Please print all of the material below, word for word.

start Data supplied

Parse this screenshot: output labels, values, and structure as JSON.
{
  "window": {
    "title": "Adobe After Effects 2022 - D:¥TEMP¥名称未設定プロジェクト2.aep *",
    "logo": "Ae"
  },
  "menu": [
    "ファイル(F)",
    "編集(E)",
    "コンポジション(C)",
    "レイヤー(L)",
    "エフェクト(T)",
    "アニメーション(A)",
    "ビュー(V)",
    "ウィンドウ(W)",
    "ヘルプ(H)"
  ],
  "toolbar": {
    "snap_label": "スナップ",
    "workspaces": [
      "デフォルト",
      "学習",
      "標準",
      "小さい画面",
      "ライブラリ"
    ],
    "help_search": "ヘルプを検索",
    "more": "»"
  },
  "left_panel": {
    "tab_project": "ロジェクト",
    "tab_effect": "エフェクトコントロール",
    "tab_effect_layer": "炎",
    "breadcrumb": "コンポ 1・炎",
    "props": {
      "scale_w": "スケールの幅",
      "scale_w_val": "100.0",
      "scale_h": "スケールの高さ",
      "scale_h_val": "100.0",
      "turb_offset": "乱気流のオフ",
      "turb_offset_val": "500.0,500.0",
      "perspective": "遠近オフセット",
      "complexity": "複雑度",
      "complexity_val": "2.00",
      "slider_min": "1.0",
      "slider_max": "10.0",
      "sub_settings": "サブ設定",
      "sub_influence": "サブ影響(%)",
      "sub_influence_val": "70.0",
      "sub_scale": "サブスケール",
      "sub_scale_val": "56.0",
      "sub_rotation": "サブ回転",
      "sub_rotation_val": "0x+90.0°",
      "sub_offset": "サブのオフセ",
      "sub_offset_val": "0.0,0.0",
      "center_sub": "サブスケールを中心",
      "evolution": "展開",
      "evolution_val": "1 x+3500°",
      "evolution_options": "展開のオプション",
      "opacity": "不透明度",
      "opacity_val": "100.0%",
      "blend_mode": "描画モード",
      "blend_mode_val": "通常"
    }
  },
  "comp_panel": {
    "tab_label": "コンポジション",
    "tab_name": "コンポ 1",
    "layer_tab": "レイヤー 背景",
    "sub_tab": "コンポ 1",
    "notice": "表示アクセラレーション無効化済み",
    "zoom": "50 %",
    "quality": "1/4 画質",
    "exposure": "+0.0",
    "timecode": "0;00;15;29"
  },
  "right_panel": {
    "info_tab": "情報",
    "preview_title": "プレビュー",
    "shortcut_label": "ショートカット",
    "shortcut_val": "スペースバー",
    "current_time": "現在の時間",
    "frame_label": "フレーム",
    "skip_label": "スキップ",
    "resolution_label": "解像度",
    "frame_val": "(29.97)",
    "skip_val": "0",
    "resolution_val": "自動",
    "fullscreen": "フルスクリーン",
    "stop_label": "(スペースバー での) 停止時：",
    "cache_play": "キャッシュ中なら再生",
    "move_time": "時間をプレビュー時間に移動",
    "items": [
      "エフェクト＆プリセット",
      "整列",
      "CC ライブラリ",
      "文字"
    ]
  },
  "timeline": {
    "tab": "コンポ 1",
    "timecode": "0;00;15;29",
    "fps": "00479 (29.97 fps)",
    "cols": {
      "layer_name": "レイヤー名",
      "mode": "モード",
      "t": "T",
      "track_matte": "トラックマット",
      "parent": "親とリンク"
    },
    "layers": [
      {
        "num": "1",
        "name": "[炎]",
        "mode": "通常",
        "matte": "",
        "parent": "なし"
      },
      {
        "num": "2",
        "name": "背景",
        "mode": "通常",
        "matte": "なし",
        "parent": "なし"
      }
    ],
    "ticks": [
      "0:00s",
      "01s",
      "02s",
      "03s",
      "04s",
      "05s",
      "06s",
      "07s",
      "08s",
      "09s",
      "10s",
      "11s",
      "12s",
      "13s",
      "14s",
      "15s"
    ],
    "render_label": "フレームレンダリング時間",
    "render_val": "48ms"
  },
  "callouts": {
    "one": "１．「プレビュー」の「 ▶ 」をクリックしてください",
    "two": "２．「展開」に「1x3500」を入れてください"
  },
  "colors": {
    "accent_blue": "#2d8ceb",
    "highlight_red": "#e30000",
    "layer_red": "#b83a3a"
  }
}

end Data supplied

▸ Solution for this problem
Parse this screenshot: output labels, values, and structure as JSON.
{
  "window": {
    "title": "Adobe After Effects 2022 - D:¥TEMP¥名称未設定プロジェクト2.aep *",
    "logo": "Ae"
  },
  "menu": [
    "ファイル(F)",
    "編集(E)",
    "コンポジション(C)",
    "レイヤー(L)",
    "エフェクト(T)",
    "アニメーション(A)",
    "ビュー(V)",
    "ウィンドウ(W)",
    "ヘルプ(H)"
  ],
  "toolbar": {
    "snap_label": "スナップ",
    "workspaces": [
      "デフォルト",
      "学習",
      "標準",
      "小さい画面",
      "ライブラリ"
    ],
    "help_search": "ヘルプを検索",
    "more": "»"
  },
  "left_panel": {
    "tab_project": "ロジェクト",
    "tab_effect": "エフェクトコントロール",
    "tab_effect_layer": "炎",
    "breadcrumb": "コンポ 1・炎",
    "props": {
      "scale_w": "スケールの幅",
      "scale_w_val": "100.0",
      "scale_h": "スケールの高さ",
      "scale_h_val": "100.0",
      "turb_offset": "乱気流のオフ",
      "turb_offset_val": "500.0,500.0",
      "perspective": "遠近オフセット",
      "complexity": "複雑度",
      "complexity_val": "2.00",
      "slider_min": "1.0",
      "slider_max": "10.0",
      "sub_settings": "サブ設定",
      "sub_influence": "サブ影響(%)",
      "sub_influence_val": "70.0",
      "sub_scale": "サブスケール",
      "sub_scale_val": "56.0",
      "sub_rotation": "サブ回転",
      "sub_rotation_val": "0x+90.0°",
      "sub_offset": "サブのオフセ",
      "sub_offset_val": "0.0,0.0",
      "center_sub": "サブスケールを中心",
      "evolution": "展開",
      "evolution_val": "1 x+3500°",
      "evolution_options": "展開のオプション",
      "opacity": "不透明度",
      "opacity_val": "100.0%",
      "blend_mode": "描画モード",
      "blend_mode_val": "通常"
    }
  },
  "comp_panel": {
    "tab_label": "コンポジション",
    "tab_name": "コンポ 1",
    "layer_tab": "レイヤー 背景",
    "sub_tab": "コンポ 1",
    "notice": "表示アクセラレーション無効化済み",
    "zoom": "50 %",
    "quality": "1/4 画質",
    "exposure": "+0.0",
    "timecode": "0;00;15;29"
  },
  "right_panel": {
    "info_tab": "情報",
    "preview_title": "プレビュー",
    "shortcut_label": "ショートカット",
    "shortcut_val": "スペースバー",
    "current_time": "現在の時間",
    "frame_label": "フレーム",
    "skip_label": "スキップ",
    "resolution_label": "解像度",
    "frame_val": "(29.97)",
    "skip_val": "0",
    "resolution_val": "自動",
    "fullscreen": "フルスクリーン",
    "stop_label": "(スペースバー での) 停止時：",
    "cache_play": "キャッシュ中なら再生",
    "move_time": "時間をプレビュー時間に移動",
    "items": [
      "エフェクト＆プリセット",
      "整列",
      "CC ライブラリ",
      "文字"
    ]
  },
  "timeline": {
    "tab": "コンポ 1",
    "timecode": "0;00;15;29",
    "fps": "00479 (29.97 fps)",
    "cols": {
      "layer_name": "レイヤー名",
      "mode": "モード",
      "t": "T",
      "track_matte": "トラックマット",
      "parent": "親とリンク"
    },
    "layers": [
      {
        "num": "1",
        "name": "[炎]",
        "mode": "通常",
        "matte": "",
        "parent": "なし"
      },
      {
        "num": "2",
        "name": "背景",
        "mode": "通常",
        "matte": "なし",
        "parent": "なし"
      }
    ],
    "ticks": [
      "0:00s",
      "01s",
      "02s",
      "03s",
      "04s",
      "05s",
      "06s",
      "07s",
      "08s",
      "09s",
      "10s",
      "11s",
      "12s",
      "13s",
      "14s",
      "15s"
    ],
    "render_label": "フレームレンダリング時間",
    "render_val": "48ms"
  },
  "callouts": {
    "one": "１．「プレビュー」の「 ▶ 」をクリックしてください",
    "two": "２．「展開」に「1x3500」を入れてください"
  },
  "colors": {
    "accent_blue": "#2d8ceb",
    "highlight_red": "#e30000",
    "layer_red": "#b83a3a"
  }
}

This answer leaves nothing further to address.